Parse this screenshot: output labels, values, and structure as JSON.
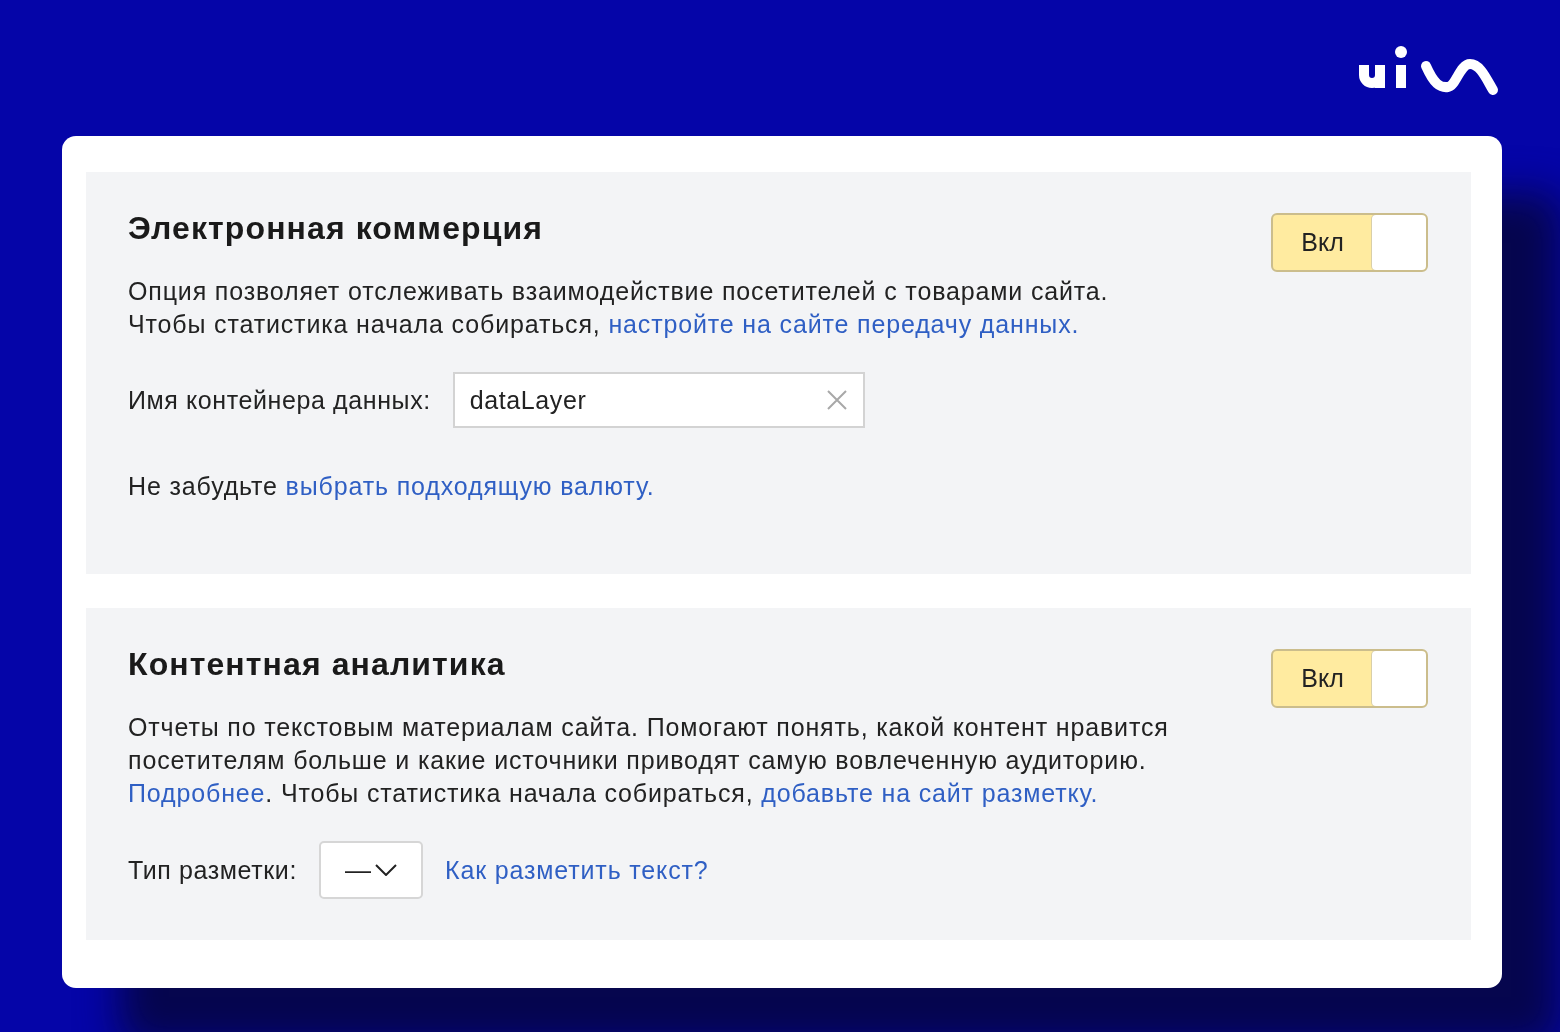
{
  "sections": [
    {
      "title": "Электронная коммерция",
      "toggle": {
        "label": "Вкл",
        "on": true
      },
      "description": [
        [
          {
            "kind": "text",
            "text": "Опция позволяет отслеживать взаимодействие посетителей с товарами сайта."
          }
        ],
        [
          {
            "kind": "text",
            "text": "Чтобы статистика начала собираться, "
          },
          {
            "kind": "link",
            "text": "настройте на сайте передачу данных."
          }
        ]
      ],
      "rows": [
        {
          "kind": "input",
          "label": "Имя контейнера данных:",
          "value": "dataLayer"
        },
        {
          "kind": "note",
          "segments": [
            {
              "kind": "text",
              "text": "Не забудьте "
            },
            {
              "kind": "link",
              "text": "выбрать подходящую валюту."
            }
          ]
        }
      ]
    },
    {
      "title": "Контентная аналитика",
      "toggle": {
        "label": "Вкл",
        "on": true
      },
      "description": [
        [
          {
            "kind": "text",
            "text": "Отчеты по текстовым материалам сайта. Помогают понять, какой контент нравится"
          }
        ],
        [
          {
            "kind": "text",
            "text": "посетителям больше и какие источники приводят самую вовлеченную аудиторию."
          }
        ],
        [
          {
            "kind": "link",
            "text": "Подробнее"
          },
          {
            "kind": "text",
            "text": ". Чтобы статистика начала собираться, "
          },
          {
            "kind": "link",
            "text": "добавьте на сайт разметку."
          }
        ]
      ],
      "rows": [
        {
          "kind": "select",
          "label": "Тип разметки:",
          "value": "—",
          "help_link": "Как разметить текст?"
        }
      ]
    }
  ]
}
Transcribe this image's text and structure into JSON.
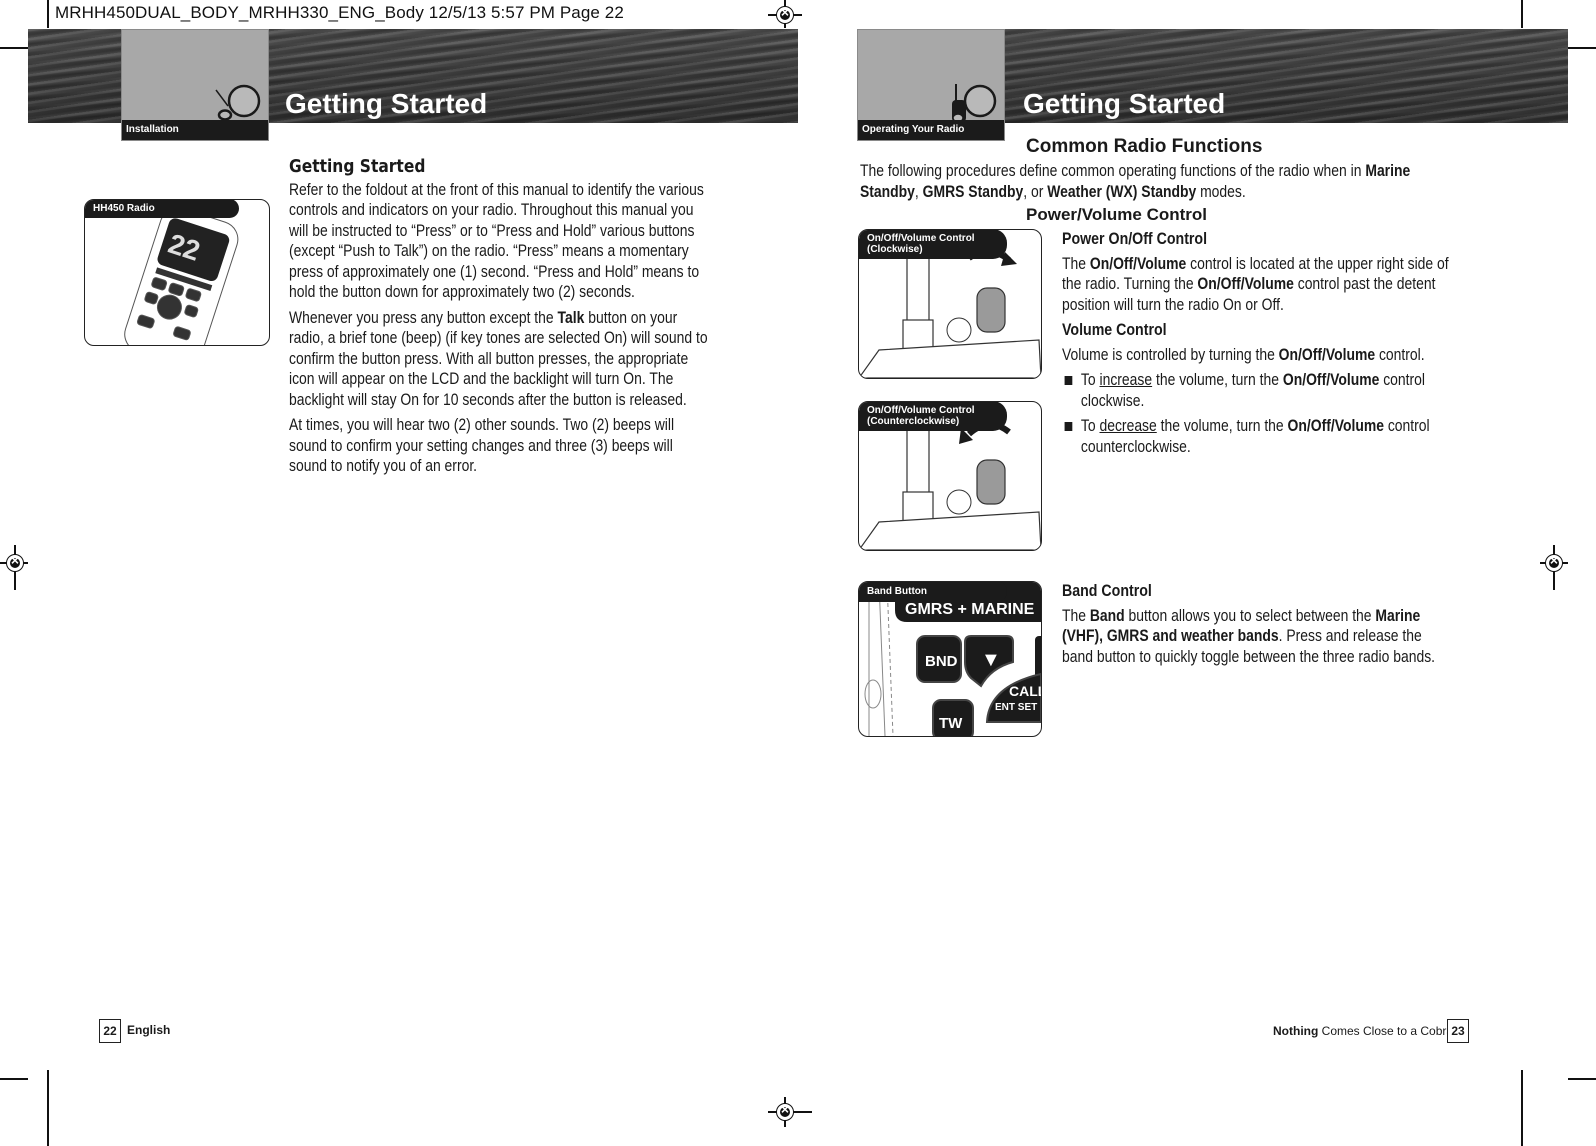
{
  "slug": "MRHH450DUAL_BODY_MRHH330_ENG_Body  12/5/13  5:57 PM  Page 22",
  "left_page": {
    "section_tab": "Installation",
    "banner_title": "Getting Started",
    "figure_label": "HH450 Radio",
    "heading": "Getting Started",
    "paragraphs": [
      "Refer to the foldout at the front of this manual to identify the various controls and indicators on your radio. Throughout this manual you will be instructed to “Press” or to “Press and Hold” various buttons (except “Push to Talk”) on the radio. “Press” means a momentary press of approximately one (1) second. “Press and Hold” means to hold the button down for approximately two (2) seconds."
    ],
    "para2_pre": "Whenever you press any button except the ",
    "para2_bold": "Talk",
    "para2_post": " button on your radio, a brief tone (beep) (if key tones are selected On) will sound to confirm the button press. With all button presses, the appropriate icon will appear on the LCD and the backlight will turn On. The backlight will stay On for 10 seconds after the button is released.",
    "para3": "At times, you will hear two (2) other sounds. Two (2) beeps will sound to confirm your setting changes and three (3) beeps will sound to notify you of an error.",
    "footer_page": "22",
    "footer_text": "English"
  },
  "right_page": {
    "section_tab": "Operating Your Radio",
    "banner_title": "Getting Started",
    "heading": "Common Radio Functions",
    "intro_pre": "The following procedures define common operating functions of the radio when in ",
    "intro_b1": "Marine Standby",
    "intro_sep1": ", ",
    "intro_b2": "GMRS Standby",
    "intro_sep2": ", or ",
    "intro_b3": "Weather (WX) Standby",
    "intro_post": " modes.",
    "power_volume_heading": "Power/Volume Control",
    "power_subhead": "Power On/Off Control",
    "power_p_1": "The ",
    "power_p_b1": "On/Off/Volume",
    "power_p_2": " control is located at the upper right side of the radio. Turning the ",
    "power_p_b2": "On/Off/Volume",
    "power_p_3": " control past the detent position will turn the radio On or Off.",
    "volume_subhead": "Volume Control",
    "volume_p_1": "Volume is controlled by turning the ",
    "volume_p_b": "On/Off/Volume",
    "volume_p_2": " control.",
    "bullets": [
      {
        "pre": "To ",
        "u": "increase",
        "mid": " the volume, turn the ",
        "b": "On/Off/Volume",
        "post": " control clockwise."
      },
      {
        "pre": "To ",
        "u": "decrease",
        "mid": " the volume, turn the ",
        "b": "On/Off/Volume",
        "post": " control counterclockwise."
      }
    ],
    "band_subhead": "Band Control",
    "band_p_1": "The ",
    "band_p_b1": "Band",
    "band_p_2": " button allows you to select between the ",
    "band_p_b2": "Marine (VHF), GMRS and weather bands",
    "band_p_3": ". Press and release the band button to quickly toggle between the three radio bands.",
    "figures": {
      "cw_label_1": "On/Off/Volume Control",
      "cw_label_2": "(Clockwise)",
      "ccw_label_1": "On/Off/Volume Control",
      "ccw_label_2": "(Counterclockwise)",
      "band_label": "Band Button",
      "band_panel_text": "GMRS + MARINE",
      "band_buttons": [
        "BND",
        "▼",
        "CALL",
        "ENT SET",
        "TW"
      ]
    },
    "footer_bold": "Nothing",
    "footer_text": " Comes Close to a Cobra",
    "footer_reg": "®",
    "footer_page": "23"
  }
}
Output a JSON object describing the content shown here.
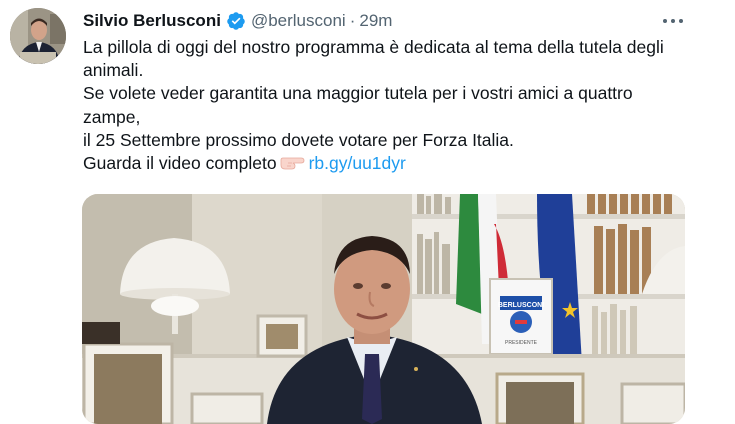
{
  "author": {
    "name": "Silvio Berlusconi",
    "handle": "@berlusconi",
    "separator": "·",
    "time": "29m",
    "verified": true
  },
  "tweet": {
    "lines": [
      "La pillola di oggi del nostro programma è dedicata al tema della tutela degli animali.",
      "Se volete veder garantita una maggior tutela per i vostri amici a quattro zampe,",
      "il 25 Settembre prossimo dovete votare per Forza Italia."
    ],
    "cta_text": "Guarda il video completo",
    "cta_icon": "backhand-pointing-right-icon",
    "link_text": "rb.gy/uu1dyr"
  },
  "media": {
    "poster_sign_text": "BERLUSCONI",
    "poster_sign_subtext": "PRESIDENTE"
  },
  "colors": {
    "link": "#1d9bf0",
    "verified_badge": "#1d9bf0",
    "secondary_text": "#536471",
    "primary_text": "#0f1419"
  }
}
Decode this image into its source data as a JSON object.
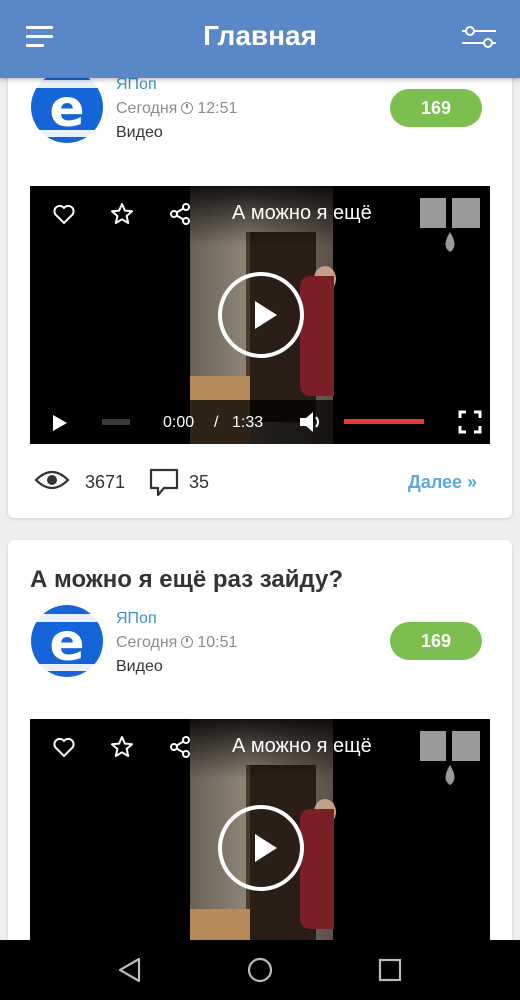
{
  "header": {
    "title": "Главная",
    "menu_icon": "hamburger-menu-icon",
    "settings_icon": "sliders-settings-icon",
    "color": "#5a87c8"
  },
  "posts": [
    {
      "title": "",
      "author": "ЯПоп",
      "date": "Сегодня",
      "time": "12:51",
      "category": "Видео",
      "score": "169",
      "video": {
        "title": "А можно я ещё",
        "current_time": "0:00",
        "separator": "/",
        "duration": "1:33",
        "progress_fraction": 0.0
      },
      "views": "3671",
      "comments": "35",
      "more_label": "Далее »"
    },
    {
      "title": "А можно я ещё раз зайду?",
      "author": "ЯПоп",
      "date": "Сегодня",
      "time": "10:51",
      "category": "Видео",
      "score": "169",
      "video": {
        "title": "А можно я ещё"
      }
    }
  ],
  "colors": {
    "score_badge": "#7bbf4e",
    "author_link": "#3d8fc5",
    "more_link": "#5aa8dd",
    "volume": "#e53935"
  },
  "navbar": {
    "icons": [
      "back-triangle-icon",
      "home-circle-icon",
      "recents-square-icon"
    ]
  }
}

####################

* **Short problem**
Repeat each entry exactly. Pictures do not belong in the copy.

* **Exercise answer**
Parse this screenshot: output labels, values, and structure as JSON.
{
  "sections": [
    {
      "title": "Электронная коммерция",
      "toggle": {
        "label": "Вкл",
        "on": true
      },
      "description": [
        [
          {
            "kind": "text",
            "text": "Опция позволяет отслеживать взаимодействие посетителей с товарами сайта."
          }
        ],
        [
          {
            "kind": "text",
            "text": "Чтобы статистика начала собираться, "
          },
          {
            "kind": "link",
            "text": "настройте на сайте передачу данных."
          }
        ]
      ],
      "rows": [
        {
          "kind": "input",
          "label": "Имя контейнера данных:",
          "value": "dataLayer"
        },
        {
          "kind": "note",
          "segments": [
            {
              "kind": "text",
              "text": "Не забудьте "
            },
            {
              "kind": "link",
              "text": "выбрать подходящую валюту."
            }
          ]
        }
      ]
    },
    {
      "title": "Контентная аналитика",
      "toggle": {
        "label": "Вкл",
        "on": true
      },
      "description": [
        [
          {
            "kind": "text",
            "text": "Отчеты по текстовым материалам сайта. Помогают понять, какой контент нравится"
          }
        ],
        [
          {
            "kind": "text",
            "text": "посетителям больше и какие источники приводят самую вовлеченную аудиторию."
          }
        ],
        [
          {
            "kind": "link",
            "text": "Подробнее"
          },
          {
            "kind": "text",
            "text": ". Чтобы статистика начала собираться, "
          },
          {
            "kind": "link",
            "text": "добавьте на сайт разметку."
          }
        ]
      ],
      "rows": [
        {
          "kind": "select",
          "label": "Тип разметки:",
          "value": "—",
          "help_link": "Как разметить текст?"
        }
      ]
    }
  ]
}
Transcribe this image's text and structure into JSON.
{
  "slug": "MRHH450DUAL_BODY_MRHH330_ENG_Body  12/5/13  5:57 PM  Page 22",
  "left_page": {
    "section_tab": "Installation",
    "banner_title": "Getting Started",
    "figure_label": "HH450 Radio",
    "heading": "Getting Started",
    "paragraphs": [
      "Refer to the foldout at the front of this manual to identify the various controls and indicators on your radio. Throughout this manual you will be instructed to “Press” or to “Press and Hold” various buttons (except “Push to Talk”) on the radio. “Press” means a momentary press of approximately one (1) second. “Press and Hold” means to hold the button down for approximately two (2) seconds."
    ],
    "para2_pre": "Whenever you press any button except the ",
    "para2_bold": "Talk",
    "para2_post": " button on your radio, a brief tone (beep) (if key tones are selected On) will sound to confirm the button press. With all button presses, the appropriate icon will appear on the LCD and the backlight will turn On. The backlight will stay On for 10 seconds after the button is released.",
    "para3": "At times, you will hear two (2) other sounds. Two (2) beeps will sound to confirm your setting changes and three (3) beeps will sound to notify you of an error.",
    "footer_page": "22",
    "footer_text": "English"
  },
  "right_page": {
    "section_tab": "Operating Your Radio",
    "banner_title": "Getting Started",
    "heading": "Common Radio Functions",
    "intro_pre": "The following procedures define common operating functions of the radio when in ",
    "intro_b1": "Marine Standby",
    "intro_sep1": ", ",
    "intro_b2": "GMRS Standby",
    "intro_sep2": ", or ",
    "intro_b3": "Weather (WX) Standby",
    "intro_post": " modes.",
    "power_volume_heading": "Power/Volume Control",
    "power_subhead": "Power On/Off Control",
    "power_p_1": "The ",
    "power_p_b1": "On/Off/Volume",
    "power_p_2": " control is located at the upper right side of the radio. Turning the ",
    "power_p_b2": "On/Off/Volume",
    "power_p_3": " control past the detent position will turn the radio On or Off.",
    "volume_subhead": "Volume Control",
    "volume_p_1": "Volume is controlled by turning the ",
    "volume_p_b": "On/Off/Volume",
    "volume_p_2": " control.",
    "bullets": [
      {
        "pre": "To ",
        "u": "increase",
        "mid": " the volume, turn the ",
        "b": "On/Off/Volume",
        "post": " control clockwise."
      },
      {
        "pre": "To ",
        "u": "decrease",
        "mid": " the volume, turn the ",
        "b": "On/Off/Volume",
        "post": " control counterclockwise."
      }
    ],
    "band_subhead": "Band Control",
    "band_p_1": "The ",
    "band_p_b1": "Band",
    "band_p_2": " button allows you to select between the ",
    "band_p_b2": "Marine (VHF), GMRS and weather bands",
    "band_p_3": ". Press and release the band button to quickly toggle between the three radio bands.",
    "figures": {
      "cw_label_1": "On/Off/Volume Control",
      "cw_label_2": "(Clockwise)",
      "ccw_label_1": "On/Off/Volume Control",
      "ccw_label_2": "(Counterclockwise)",
      "band_label": "Band Button",
      "band_panel_text": "GMRS + MARINE",
      "band_buttons": [
        "BND",
        "▼",
        "CALL",
        "ENT SET",
        "TW"
      ]
    },
    "footer_bold": "Nothing",
    "footer_text": " Comes Close to a Cobra",
    "footer_reg": "®",
    "footer_page": "23"
  }
}
Output a JSON object describing the content shown here.
{
  "author": {
    "name": "Silvio Berlusconi",
    "handle": "@berlusconi",
    "separator": "·",
    "time": "29m",
    "verified": true
  },
  "tweet": {
    "lines": [
      "La pillola di oggi del nostro programma è dedicata al tema della tutela degli animali.",
      "Se volete veder garantita una maggior tutela per i vostri amici a quattro zampe,",
      "il 25 Settembre prossimo dovete votare per Forza Italia."
    ],
    "cta_text": "Guarda il video completo",
    "cta_icon": "backhand-pointing-right-icon",
    "link_text": "rb.gy/uu1dyr"
  },
  "media": {
    "poster_sign_text": "BERLUSCONI",
    "poster_sign_subtext": "PRESIDENTE"
  },
  "colors": {
    "link": "#1d9bf0",
    "verified_badge": "#1d9bf0",
    "secondary_text": "#536471",
    "primary_text": "#0f1419"
  }
}
Decode this image into its source data as a JSON object.
{
  "header": {
    "title": "Главная",
    "menu_icon": "hamburger-menu-icon",
    "settings_icon": "sliders-settings-icon",
    "color": "#5a87c8"
  },
  "posts": [
    {
      "title": "",
      "author": "ЯПоп",
      "date": "Сегодня",
      "time": "12:51",
      "category": "Видео",
      "score": "169",
      "video": {
        "title": "А можно я ещё",
        "current_time": "0:00",
        "separator": "/",
        "duration": "1:33",
        "progress_fraction": 0.0
      },
      "views": "3671",
      "comments": "35",
      "more_label": "Далее »"
    },
    {
      "title": "А можно я ещё раз зайду?",
      "author": "ЯПоп",
      "date": "Сегодня",
      "time": "10:51",
      "category": "Видео",
      "score": "169",
      "video": {
        "title": "А можно я ещё"
      }
    }
  ],
  "colors": {
    "score_badge": "#7bbf4e",
    "author_link": "#3d8fc5",
    "more_link": "#5aa8dd",
    "volume": "#e53935"
  },
  "navbar": {
    "icons": [
      "back-triangle-icon",
      "home-circle-icon",
      "recents-square-icon"
    ]
  }
}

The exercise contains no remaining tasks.